**INFORMATION GIVEN**

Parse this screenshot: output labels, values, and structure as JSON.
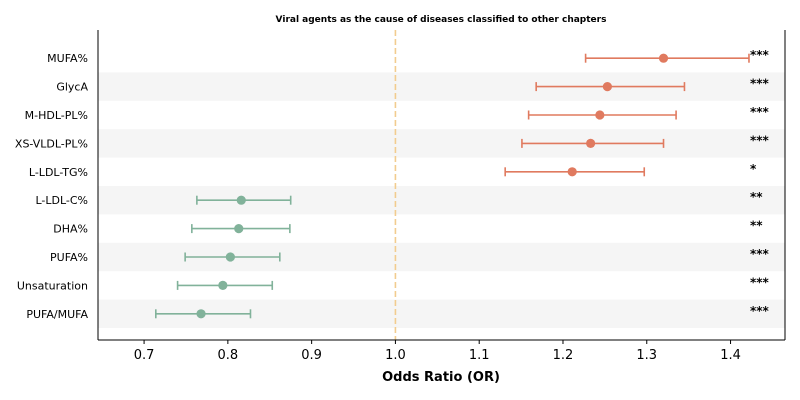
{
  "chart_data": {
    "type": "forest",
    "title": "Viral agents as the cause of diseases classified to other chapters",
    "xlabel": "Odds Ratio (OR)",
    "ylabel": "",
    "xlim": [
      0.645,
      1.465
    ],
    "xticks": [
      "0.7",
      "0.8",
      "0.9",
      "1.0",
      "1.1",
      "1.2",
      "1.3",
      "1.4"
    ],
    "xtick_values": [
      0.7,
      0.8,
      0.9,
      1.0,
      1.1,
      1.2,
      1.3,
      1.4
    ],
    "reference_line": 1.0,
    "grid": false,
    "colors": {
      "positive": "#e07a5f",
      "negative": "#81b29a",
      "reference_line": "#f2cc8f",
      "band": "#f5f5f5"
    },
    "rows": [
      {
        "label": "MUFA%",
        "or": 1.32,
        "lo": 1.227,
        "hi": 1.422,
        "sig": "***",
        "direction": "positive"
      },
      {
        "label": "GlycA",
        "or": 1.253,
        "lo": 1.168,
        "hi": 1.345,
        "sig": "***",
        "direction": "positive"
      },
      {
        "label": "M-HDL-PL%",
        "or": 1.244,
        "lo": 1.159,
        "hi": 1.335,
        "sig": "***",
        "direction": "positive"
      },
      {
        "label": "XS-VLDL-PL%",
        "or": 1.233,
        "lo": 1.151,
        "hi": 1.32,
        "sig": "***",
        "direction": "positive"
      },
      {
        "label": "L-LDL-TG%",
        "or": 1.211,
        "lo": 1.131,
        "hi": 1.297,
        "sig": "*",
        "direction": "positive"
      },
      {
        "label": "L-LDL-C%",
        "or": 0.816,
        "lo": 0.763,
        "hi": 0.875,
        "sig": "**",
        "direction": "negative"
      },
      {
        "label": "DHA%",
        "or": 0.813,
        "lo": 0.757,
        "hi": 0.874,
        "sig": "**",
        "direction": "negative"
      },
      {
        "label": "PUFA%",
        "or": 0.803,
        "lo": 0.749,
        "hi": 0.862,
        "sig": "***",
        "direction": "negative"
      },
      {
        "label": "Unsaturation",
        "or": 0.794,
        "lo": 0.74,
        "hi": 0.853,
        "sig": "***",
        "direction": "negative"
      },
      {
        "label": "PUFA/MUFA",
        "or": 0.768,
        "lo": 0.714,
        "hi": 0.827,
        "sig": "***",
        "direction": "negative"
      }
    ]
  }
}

**EXERCISE BRIEF**
Without the pictures, retype all of the data above exactly.

**EXERCISE RESULT**
Parse this screenshot: output labels, values, and structure as JSON.
{
  "chart_data": {
    "type": "forest",
    "title": "Viral agents as the cause of diseases classified to other chapters",
    "xlabel": "Odds Ratio (OR)",
    "ylabel": "",
    "xlim": [
      0.645,
      1.465
    ],
    "xticks": [
      "0.7",
      "0.8",
      "0.9",
      "1.0",
      "1.1",
      "1.2",
      "1.3",
      "1.4"
    ],
    "xtick_values": [
      0.7,
      0.8,
      0.9,
      1.0,
      1.1,
      1.2,
      1.3,
      1.4
    ],
    "reference_line": 1.0,
    "grid": false,
    "colors": {
      "positive": "#e07a5f",
      "negative": "#81b29a",
      "reference_line": "#f2cc8f",
      "band": "#f5f5f5"
    },
    "rows": [
      {
        "label": "MUFA%",
        "or": 1.32,
        "lo": 1.227,
        "hi": 1.422,
        "sig": "***",
        "direction": "positive"
      },
      {
        "label": "GlycA",
        "or": 1.253,
        "lo": 1.168,
        "hi": 1.345,
        "sig": "***",
        "direction": "positive"
      },
      {
        "label": "M-HDL-PL%",
        "or": 1.244,
        "lo": 1.159,
        "hi": 1.335,
        "sig": "***",
        "direction": "positive"
      },
      {
        "label": "XS-VLDL-PL%",
        "or": 1.233,
        "lo": 1.151,
        "hi": 1.32,
        "sig": "***",
        "direction": "positive"
      },
      {
        "label": "L-LDL-TG%",
        "or": 1.211,
        "lo": 1.131,
        "hi": 1.297,
        "sig": "*",
        "direction": "positive"
      },
      {
        "label": "L-LDL-C%",
        "or": 0.816,
        "lo": 0.763,
        "hi": 0.875,
        "sig": "**",
        "direction": "negative"
      },
      {
        "label": "DHA%",
        "or": 0.813,
        "lo": 0.757,
        "hi": 0.874,
        "sig": "**",
        "direction": "negative"
      },
      {
        "label": "PUFA%",
        "or": 0.803,
        "lo": 0.749,
        "hi": 0.862,
        "sig": "***",
        "direction": "negative"
      },
      {
        "label": "Unsaturation",
        "or": 0.794,
        "lo": 0.74,
        "hi": 0.853,
        "sig": "***",
        "direction": "negative"
      },
      {
        "label": "PUFA/MUFA",
        "or": 0.768,
        "lo": 0.714,
        "hi": 0.827,
        "sig": "***",
        "direction": "negative"
      }
    ]
  }
}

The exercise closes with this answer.